◆ Приведённый отрывок:
______________________________

Для П. А. Кропоткина это путешествие по одной из крупнейших рек Азии имело огромное значение, в особенности обратный путь — три тысячи верст на лодке против течения, на медленно плетущемся пароходе, где Кропоткину пришлось заменить капитана, а последние триста верст — верхом, по горной тропинке через Газимурский хребет, «одно из самых диких мест в Сибири».

Нужно было как можно быстрее вернуться в Читу. Но средства передвижения оказались для этого явно неподходящими. Поэтому Кропоткин покидает пароход и отправляется через мари, тайгу и горный перевал. Этот конный маршрут можно считать «репетицией» последующих экспедиций. Кропоткин впервые в нем познакомился с природным комплексом сибирской горной тейги.

Плавание по Амуру пробудило в нем исследователя. После него он особенно активно занимается самообразованием: изучает геологию, ботанику, метеорологию.

По возвращении в Иркутск Кропоткин весной 1863 г. отправляется в Петербург для доклада о случившемся на Амуре. Эта поездка в столицу дала возможность приобрести новые научные издания, приборы и укрепила его в сделанном им новом выборе.

______________________________

◆ Фрагмент данных:
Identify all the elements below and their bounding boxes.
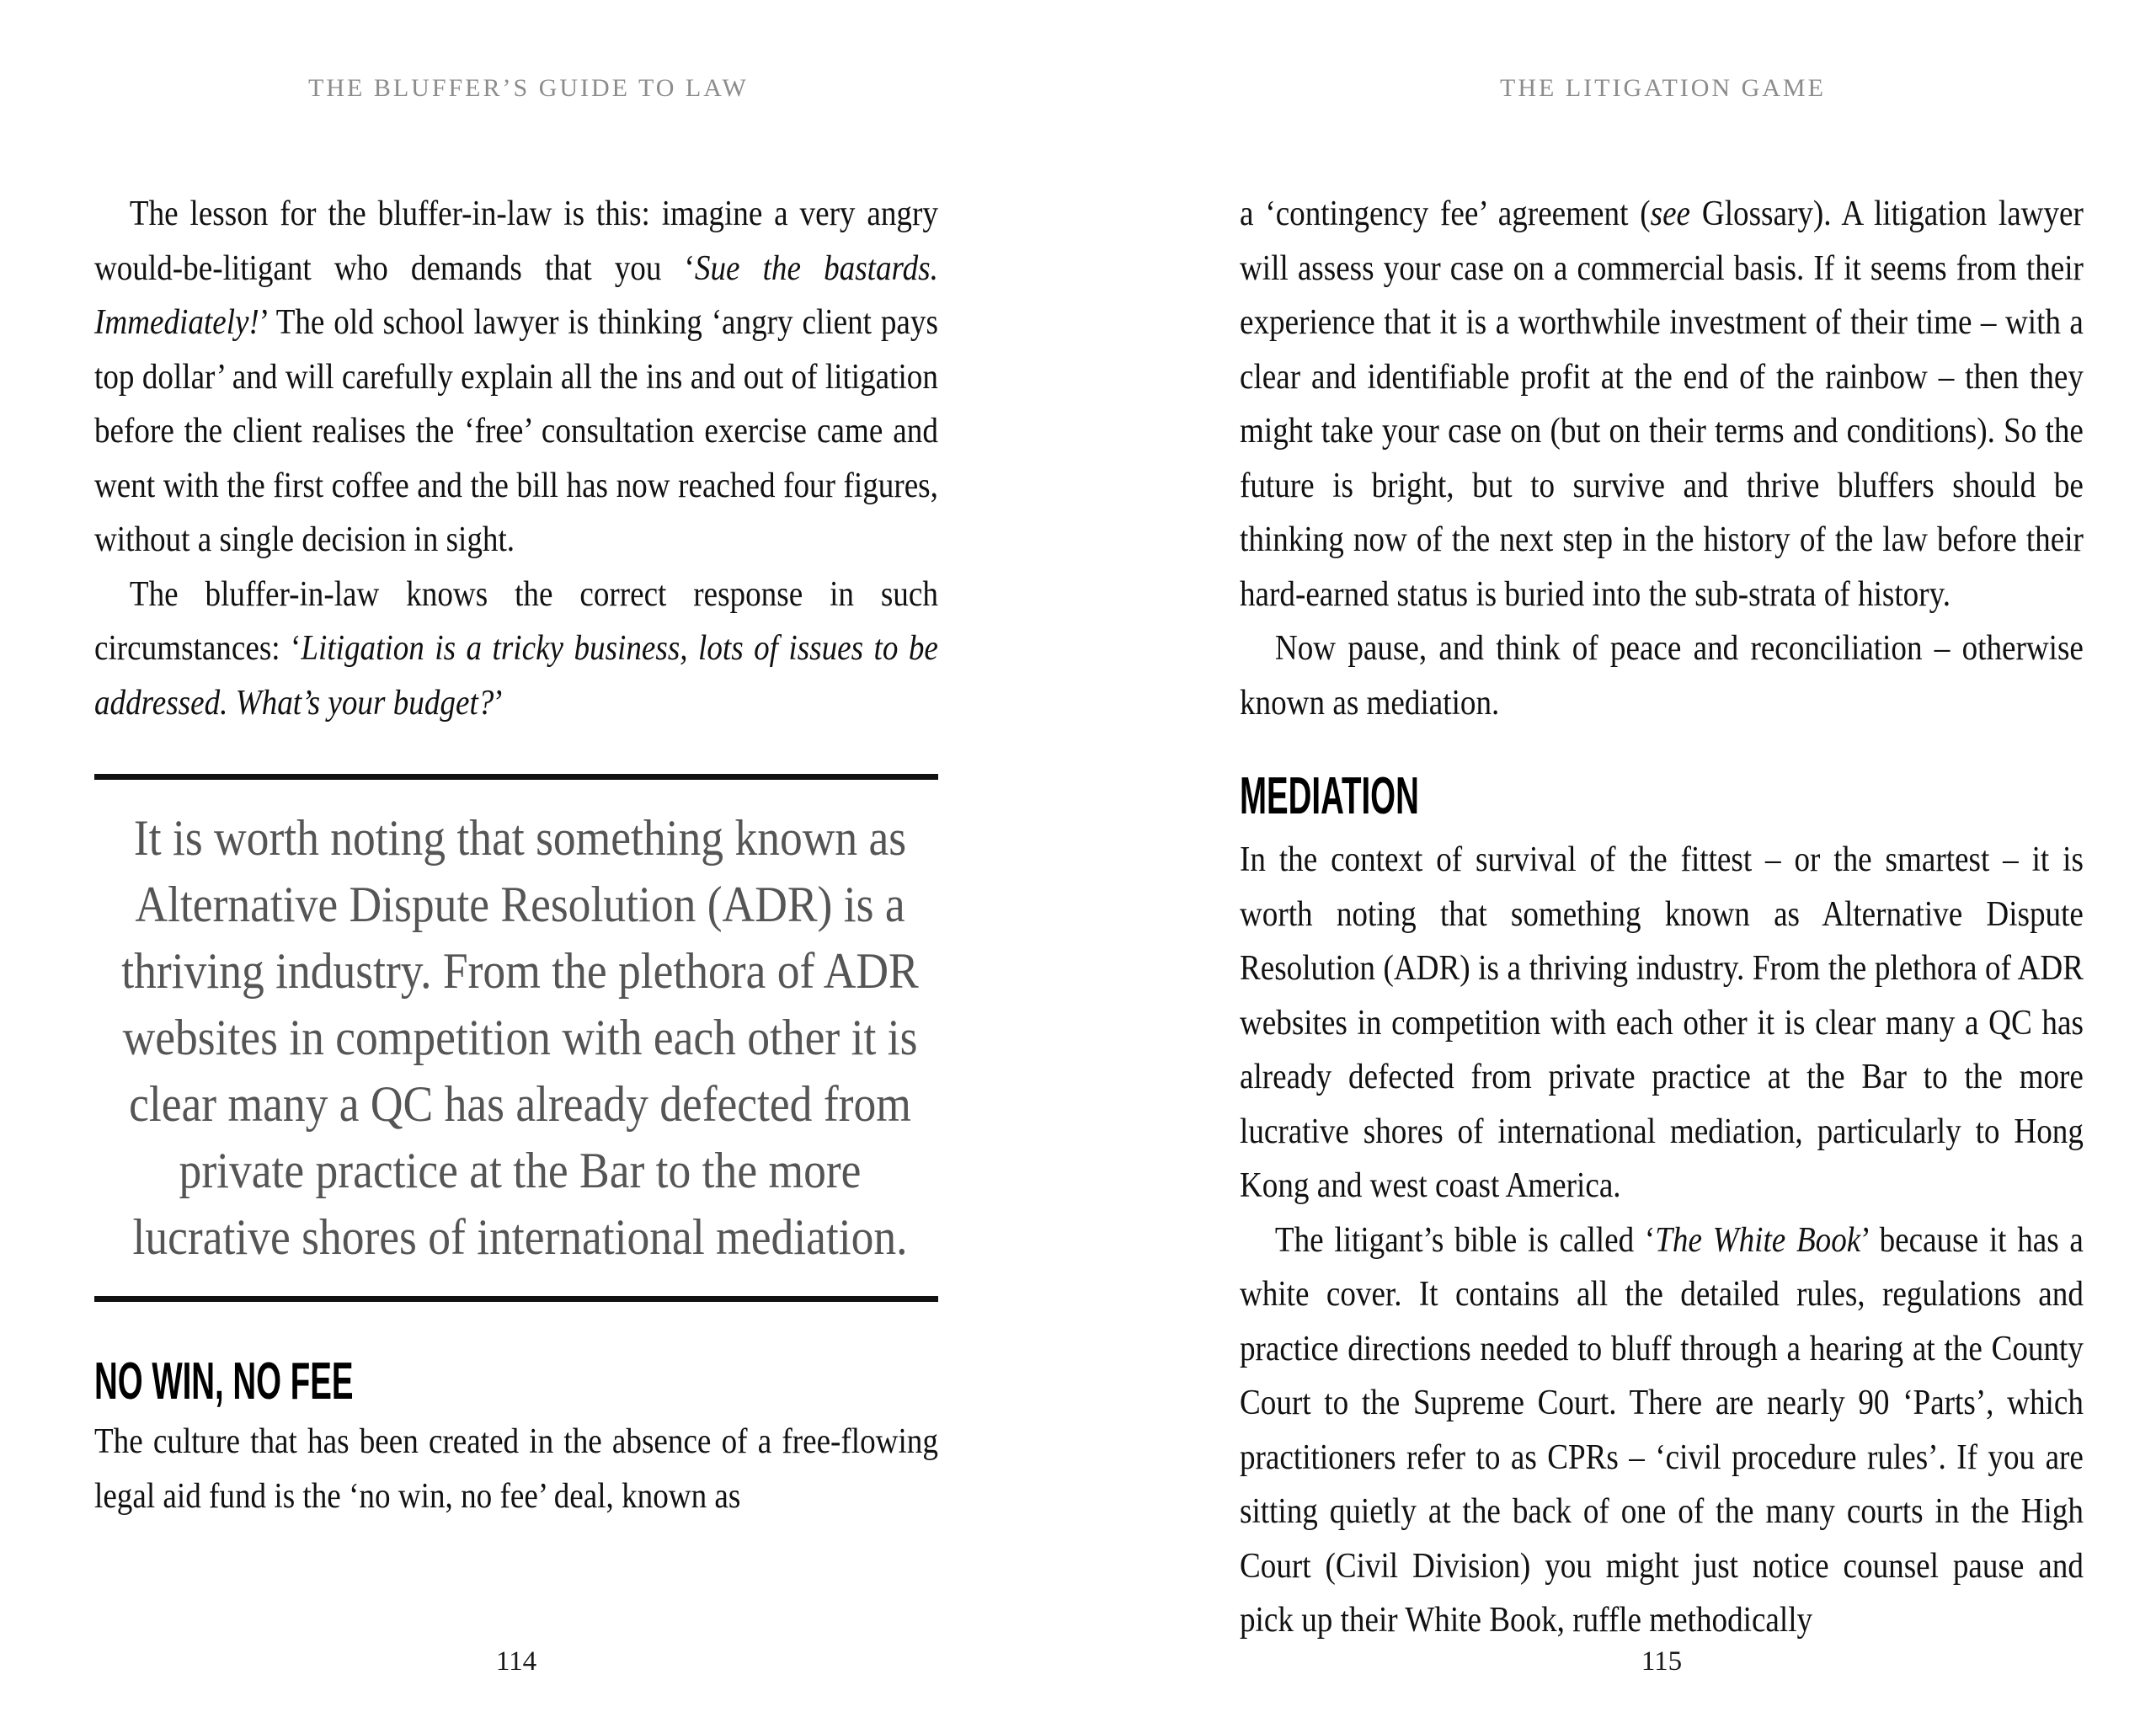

______________________________

◆ Задание: Можете дословно продублировать весь текст о плавании Кропоткина по Амуру, не меняя в нём ни слова и ни знака?

◆ Полный ответ:
Для П. А. Кропоткина это путешествие по одной из крупнейших рек Азии имело огромное значение, в особенности обратный путь — три тысячи верст на лодке против течения, на медленно плетущемся пароходе, где Кропоткину пришлось заменить капитана, а последние триста верст — верхом, по горной тропинке через Газимурский хребет, «одно из самых диких мест в Сибири».

Нужно было как можно быстрее вернуться в Читу. Но средства передвижения оказались для этого явно неподходящими. Поэтому Кропоткин покидает пароход и отправляется через мари, тайгу и горный перевал. Этот конный маршрут можно считать «репетицией» последующих экспедиций. Кропоткин впервые в нем познакомился с природным комплексом сибирской горной тейги.

Плавание по Амуру пробудило в нем исследователя. После него он особенно активно занимается самообразованием: изучает геологию, ботанику, метеорологию.

По возвращении в Иркутск Кропоткин весной 1863 г. отправляется в Петербург для доклада о случившемся на Амуре. Эта поездка в столицу дала возможность приобрести новые научные издания, приборы и укрепила его в сделанном им новом выборе.